▶ [What you should do]:
Report every line in the listing that contains the string "ОСТРОВА".

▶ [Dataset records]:
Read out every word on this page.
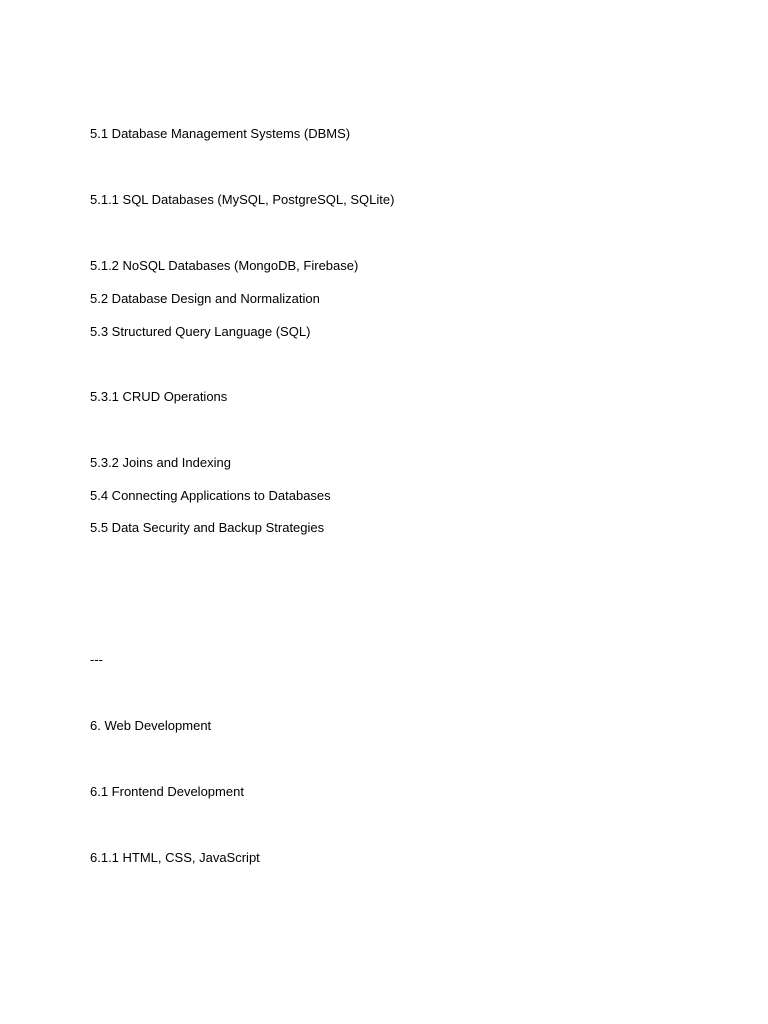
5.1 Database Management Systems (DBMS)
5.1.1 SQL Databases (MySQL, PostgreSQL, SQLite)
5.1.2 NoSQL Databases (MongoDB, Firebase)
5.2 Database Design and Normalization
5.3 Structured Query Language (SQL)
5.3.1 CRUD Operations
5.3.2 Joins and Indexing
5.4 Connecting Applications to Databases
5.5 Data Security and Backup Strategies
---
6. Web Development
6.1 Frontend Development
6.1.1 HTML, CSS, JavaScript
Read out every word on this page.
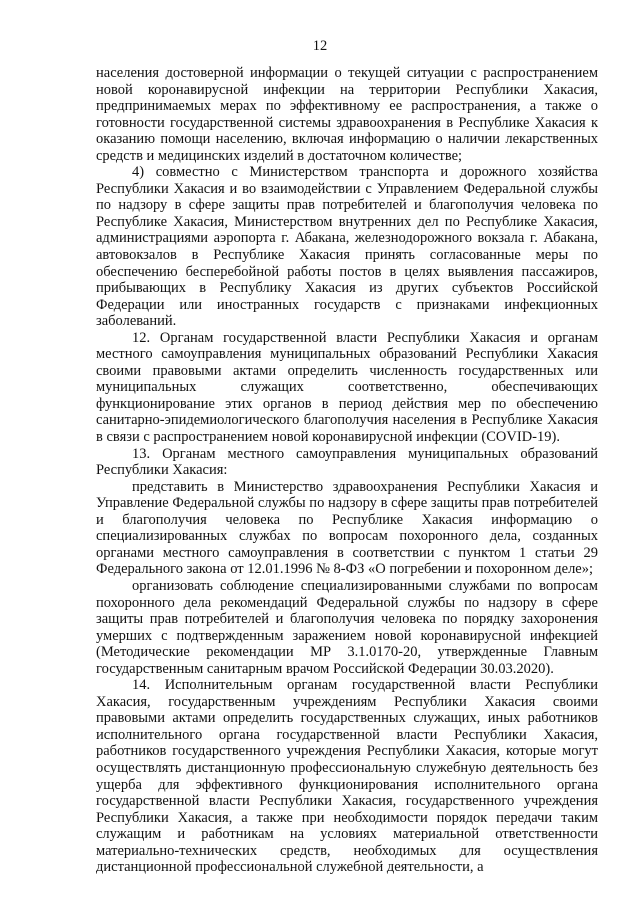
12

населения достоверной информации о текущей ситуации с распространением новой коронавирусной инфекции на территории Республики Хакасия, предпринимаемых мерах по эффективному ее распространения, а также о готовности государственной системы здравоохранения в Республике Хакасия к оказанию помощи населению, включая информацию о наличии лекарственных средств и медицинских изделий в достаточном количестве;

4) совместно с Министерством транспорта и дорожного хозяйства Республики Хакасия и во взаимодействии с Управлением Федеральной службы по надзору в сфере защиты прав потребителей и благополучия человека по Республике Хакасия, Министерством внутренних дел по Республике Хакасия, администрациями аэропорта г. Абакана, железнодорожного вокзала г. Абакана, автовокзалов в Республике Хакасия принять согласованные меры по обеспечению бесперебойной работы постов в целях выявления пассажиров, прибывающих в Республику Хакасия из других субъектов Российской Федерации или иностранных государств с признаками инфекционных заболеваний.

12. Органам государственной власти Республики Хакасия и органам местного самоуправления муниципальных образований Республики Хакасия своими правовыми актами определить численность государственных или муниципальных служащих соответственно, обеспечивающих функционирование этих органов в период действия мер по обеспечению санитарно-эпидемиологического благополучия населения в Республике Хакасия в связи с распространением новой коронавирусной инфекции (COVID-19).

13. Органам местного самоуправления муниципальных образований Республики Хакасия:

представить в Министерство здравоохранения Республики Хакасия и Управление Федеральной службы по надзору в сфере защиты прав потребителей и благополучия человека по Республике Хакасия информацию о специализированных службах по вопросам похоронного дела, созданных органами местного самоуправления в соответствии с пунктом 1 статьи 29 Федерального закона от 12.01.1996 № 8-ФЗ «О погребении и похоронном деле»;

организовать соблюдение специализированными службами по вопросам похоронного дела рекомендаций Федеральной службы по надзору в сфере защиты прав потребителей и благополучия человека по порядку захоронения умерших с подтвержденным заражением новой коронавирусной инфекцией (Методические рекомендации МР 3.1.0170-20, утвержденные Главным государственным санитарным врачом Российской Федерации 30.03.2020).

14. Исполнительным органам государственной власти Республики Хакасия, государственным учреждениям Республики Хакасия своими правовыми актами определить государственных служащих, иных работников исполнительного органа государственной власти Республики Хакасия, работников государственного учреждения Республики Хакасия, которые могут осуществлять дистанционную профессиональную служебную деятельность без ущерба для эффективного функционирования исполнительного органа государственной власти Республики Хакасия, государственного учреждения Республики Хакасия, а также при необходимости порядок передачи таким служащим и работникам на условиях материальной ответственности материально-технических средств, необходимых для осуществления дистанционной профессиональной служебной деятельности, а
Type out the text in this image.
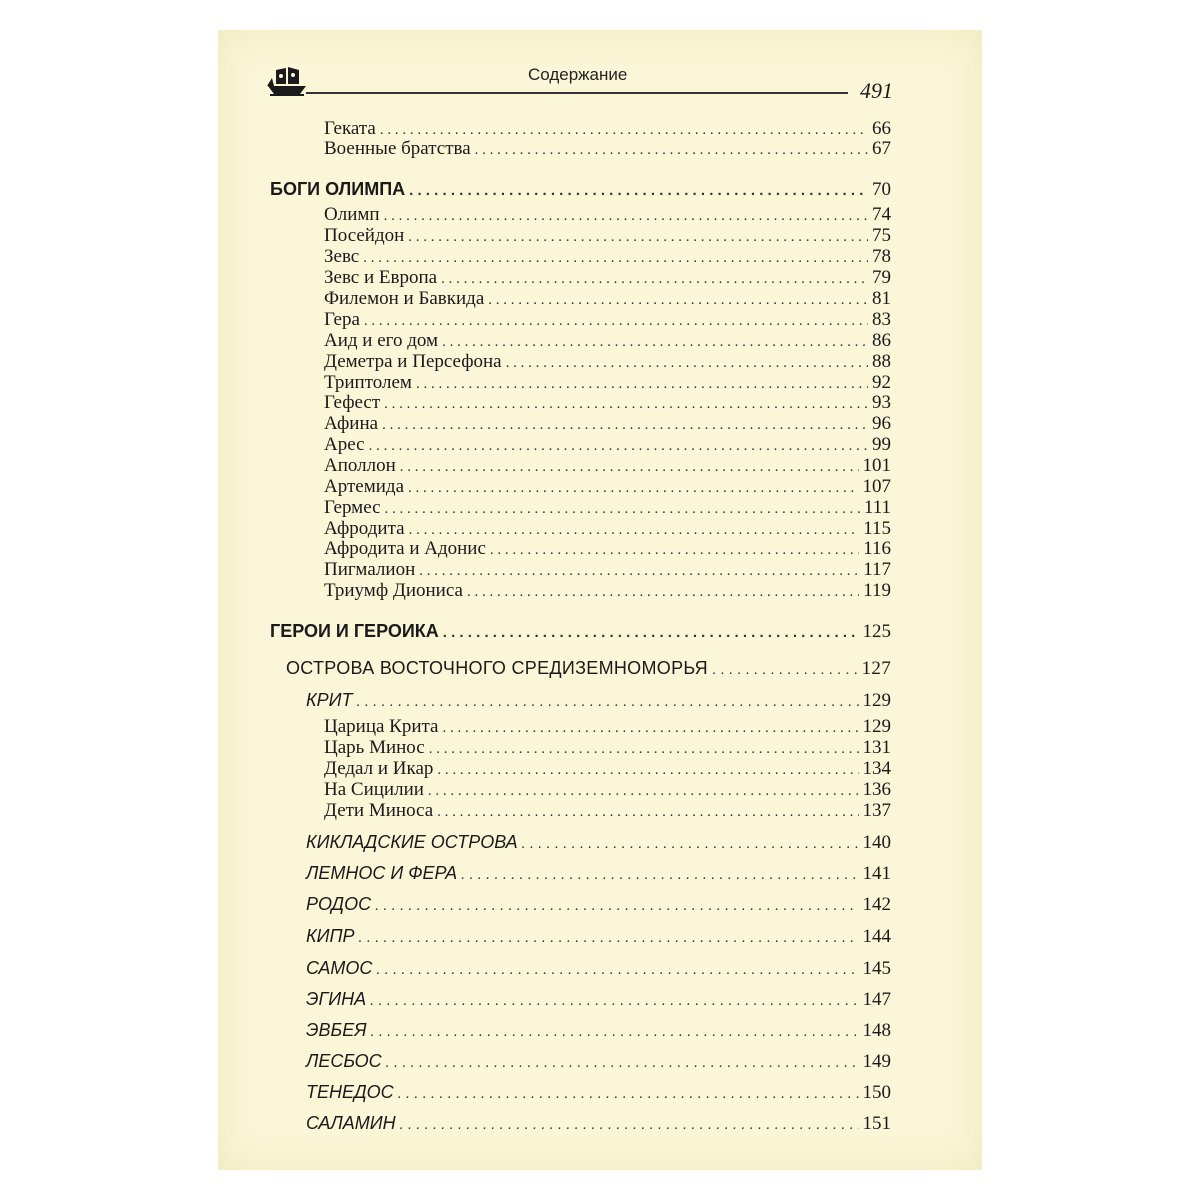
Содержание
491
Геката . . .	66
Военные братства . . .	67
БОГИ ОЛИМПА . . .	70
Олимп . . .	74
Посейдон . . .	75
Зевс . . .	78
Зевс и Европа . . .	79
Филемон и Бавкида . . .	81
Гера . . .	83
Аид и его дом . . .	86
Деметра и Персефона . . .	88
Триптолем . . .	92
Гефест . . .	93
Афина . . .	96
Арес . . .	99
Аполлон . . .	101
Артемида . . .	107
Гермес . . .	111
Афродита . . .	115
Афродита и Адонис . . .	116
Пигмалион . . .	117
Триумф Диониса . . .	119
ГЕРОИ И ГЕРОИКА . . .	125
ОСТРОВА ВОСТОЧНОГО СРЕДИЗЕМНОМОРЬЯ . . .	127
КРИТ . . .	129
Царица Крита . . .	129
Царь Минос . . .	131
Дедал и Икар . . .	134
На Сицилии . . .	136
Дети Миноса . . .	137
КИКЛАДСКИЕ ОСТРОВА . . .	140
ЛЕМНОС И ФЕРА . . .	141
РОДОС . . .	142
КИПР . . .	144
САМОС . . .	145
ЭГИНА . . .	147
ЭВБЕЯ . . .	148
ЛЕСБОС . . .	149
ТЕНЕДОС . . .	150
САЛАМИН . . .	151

▶ [Solution below]:
ОСТРОВА ВОСТОЧНОГО СРЕДИЗЕМНОМОРЬЯ . . .	127
КИКЛАДСКИЕ ОСТРОВА . . .	140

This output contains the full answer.